*Challenge*
Could you print all the entries exactly?

*Input material*
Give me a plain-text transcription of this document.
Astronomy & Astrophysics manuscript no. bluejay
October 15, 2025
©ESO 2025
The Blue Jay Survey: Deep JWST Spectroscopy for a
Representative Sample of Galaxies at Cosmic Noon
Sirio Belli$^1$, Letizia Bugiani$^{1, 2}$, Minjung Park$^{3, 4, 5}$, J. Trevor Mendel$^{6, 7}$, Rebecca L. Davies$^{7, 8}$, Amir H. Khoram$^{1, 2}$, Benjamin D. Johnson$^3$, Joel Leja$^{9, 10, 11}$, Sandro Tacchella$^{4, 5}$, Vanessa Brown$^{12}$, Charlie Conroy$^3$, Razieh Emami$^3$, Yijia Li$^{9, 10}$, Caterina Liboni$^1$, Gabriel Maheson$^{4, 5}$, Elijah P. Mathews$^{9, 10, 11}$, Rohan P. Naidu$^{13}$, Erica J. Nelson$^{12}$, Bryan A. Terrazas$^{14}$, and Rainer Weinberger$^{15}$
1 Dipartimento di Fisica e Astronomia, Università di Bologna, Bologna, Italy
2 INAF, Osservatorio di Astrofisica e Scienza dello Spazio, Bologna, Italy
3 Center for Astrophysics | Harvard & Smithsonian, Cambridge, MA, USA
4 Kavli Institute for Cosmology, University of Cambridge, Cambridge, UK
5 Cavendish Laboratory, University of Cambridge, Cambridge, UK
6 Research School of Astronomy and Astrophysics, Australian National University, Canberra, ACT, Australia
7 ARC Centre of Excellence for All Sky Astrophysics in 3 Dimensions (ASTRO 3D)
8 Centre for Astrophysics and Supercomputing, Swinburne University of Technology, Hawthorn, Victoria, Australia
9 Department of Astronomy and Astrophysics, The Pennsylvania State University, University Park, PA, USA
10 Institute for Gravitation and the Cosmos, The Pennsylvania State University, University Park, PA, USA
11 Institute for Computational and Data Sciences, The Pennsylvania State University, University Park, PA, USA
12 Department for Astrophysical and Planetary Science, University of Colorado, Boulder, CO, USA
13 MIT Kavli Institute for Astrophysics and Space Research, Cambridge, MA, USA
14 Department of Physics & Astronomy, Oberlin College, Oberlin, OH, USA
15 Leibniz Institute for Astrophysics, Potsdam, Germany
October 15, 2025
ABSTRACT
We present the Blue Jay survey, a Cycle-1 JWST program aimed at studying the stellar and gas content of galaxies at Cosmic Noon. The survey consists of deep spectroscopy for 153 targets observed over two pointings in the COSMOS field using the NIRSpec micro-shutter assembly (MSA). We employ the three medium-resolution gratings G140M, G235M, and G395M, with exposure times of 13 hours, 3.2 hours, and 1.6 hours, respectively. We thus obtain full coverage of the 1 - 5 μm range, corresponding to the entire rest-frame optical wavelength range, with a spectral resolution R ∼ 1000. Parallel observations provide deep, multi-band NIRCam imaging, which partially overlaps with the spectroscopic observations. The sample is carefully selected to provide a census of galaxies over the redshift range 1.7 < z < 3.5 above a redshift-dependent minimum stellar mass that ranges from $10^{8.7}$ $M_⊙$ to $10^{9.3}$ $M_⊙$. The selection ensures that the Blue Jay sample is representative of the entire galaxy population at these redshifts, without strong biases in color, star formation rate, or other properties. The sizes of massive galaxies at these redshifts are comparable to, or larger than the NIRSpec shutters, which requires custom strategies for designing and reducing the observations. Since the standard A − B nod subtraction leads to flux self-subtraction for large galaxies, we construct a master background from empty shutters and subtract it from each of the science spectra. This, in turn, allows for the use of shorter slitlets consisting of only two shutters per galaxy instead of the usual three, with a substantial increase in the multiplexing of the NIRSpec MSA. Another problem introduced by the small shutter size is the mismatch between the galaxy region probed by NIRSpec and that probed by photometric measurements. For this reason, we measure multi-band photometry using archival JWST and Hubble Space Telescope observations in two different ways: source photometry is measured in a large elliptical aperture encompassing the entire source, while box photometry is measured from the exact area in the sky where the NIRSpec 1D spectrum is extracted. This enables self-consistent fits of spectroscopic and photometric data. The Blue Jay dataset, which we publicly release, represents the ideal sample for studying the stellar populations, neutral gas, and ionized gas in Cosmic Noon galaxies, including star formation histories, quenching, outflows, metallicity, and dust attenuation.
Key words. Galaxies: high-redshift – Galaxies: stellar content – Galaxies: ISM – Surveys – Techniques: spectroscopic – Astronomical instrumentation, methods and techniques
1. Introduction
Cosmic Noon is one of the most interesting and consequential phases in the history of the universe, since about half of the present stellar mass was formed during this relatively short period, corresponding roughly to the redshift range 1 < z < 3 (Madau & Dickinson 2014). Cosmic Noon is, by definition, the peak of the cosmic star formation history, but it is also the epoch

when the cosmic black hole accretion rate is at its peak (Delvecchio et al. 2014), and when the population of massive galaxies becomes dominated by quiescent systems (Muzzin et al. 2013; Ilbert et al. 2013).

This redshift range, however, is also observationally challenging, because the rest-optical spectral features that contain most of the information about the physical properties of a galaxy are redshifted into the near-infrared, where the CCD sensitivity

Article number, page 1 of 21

*Answer to the problem*
Give me a plain-text transcription of this document.
Astronomy & Astrophysics manuscript no. bluejay
October 15, 2025
©ESO 2025
The Blue Jay Survey: Deep JWST Spectroscopy for a
Representative Sample of Galaxies at Cosmic Noon
Sirio Belli$^1$, Letizia Bugiani$^{1, 2}$, Minjung Park$^{3, 4, 5}$, J. Trevor Mendel$^{6, 7}$, Rebecca L. Davies$^{7, 8}$, Amir H. Khoram$^{1, 2}$, Benjamin D. Johnson$^3$, Joel Leja$^{9, 10, 11}$, Sandro Tacchella$^{4, 5}$, Vanessa Brown$^{12}$, Charlie Conroy$^3$, Razieh Emami$^3$, Yijia Li$^{9, 10}$, Caterina Liboni$^1$, Gabriel Maheson$^{4, 5}$, Elijah P. Mathews$^{9, 10, 11}$, Rohan P. Naidu$^{13}$, Erica J. Nelson$^{12}$, Bryan A. Terrazas$^{14}$, and Rainer Weinberger$^{15}$
1 Dipartimento di Fisica e Astronomia, Università di Bologna, Bologna, Italy
2 INAF, Osservatorio di Astrofisica e Scienza dello Spazio, Bologna, Italy
3 Center for Astrophysics | Harvard & Smithsonian, Cambridge, MA, USA
4 Kavli Institute for Cosmology, University of Cambridge, Cambridge, UK
5 Cavendish Laboratory, University of Cambridge, Cambridge, UK
6 Research School of Astronomy and Astrophysics, Australian National University, Canberra, ACT, Australia
7 ARC Centre of Excellence for All Sky Astrophysics in 3 Dimensions (ASTRO 3D)
8 Centre for Astrophysics and Supercomputing, Swinburne University of Technology, Hawthorn, Victoria, Australia
9 Department of Astronomy and Astrophysics, The Pennsylvania State University, University Park, PA, USA
10 Institute for Gravitation and the Cosmos, The Pennsylvania State University, University Park, PA, USA
11 Institute for Computational and Data Sciences, The Pennsylvania State University, University Park, PA, USA
12 Department for Astrophysical and Planetary Science, University of Colorado, Boulder, CO, USA
13 MIT Kavli Institute for Astrophysics and Space Research, Cambridge, MA, USA
14 Department of Physics & Astronomy, Oberlin College, Oberlin, OH, USA
15 Leibniz Institute for Astrophysics, Potsdam, Germany
October 15, 2025
ABSTRACT
We present the Blue Jay survey, a Cycle-1 JWST program aimed at studying the stellar and gas content of galaxies at Cosmic Noon. The survey consists of deep spectroscopy for 153 targets observed over two pointings in the COSMOS field using the NIRSpec micro-shutter assembly (MSA). We employ the three medium-resolution gratings G140M, G235M, and G395M, with exposure times of 13 hours, 3.2 hours, and 1.6 hours, respectively. We thus obtain full coverage of the 1 - 5 μm range, corresponding to the entire rest-frame optical wavelength range, with a spectral resolution R ∼ 1000. Parallel observations provide deep, multi-band NIRCam imaging, which partially overlaps with the spectroscopic observations. The sample is carefully selected to provide a census of galaxies over the redshift range 1.7 < z < 3.5 above a redshift-dependent minimum stellar mass that ranges from $10^{8.7}$ $M_⊙$ to $10^{9.3}$ $M_⊙$. The selection ensures that the Blue Jay sample is representative of the entire galaxy population at these redshifts, without strong biases in color, star formation rate, or other properties. The sizes of massive galaxies at these redshifts are comparable to, or larger than the NIRSpec shutters, which requires custom strategies for designing and reducing the observations. Since the standard A − B nod subtraction leads to flux self-subtraction for large galaxies, we construct a master background from empty shutters and subtract it from each of the science spectra. This, in turn, allows for the use of shorter slitlets consisting of only two shutters per galaxy instead of the usual three, with a substantial increase in the multiplexing of the NIRSpec MSA. Another problem introduced by the small shutter size is the mismatch between the galaxy region probed by NIRSpec and that probed by photometric measurements. For this reason, we measure multi-band photometry using archival JWST and Hubble Space Telescope observations in two different ways: source photometry is measured in a large elliptical aperture encompassing the entire source, while box photometry is measured from the exact area in the sky where the NIRSpec 1D spectrum is extracted. This enables self-consistent fits of spectroscopic and photometric data. The Blue Jay dataset, which we publicly release, represents the ideal sample for studying the stellar populations, neutral gas, and ionized gas in Cosmic Noon galaxies, including star formation histories, quenching, outflows, metallicity, and dust attenuation.
Key words. Galaxies: high-redshift – Galaxies: stellar content – Galaxies: ISM – Surveys – Techniques: spectroscopic – Astronomical instrumentation, methods and techniques
1. Introduction
Cosmic Noon is one of the most interesting and consequential phases in the history of the universe, since about half of the present stellar mass was formed during this relatively short period, corresponding roughly to the redshift range 1 < z < 3 (Madau & Dickinson 2014). Cosmic Noon is, by definition, the peak of the cosmic star formation history, but it is also the epoch

when the cosmic black hole accretion rate is at its peak (Delvecchio et al. 2014), and when the population of massive galaxies becomes dominated by quiescent systems (Muzzin et al. 2013; Ilbert et al. 2013).

This redshift range, however, is also observationally challenging, because the rest-optical spectral features that contain most of the information about the physical properties of a galaxy are redshifted into the near-infrared, where the CCD sensitivity

Article number, page 1 of 21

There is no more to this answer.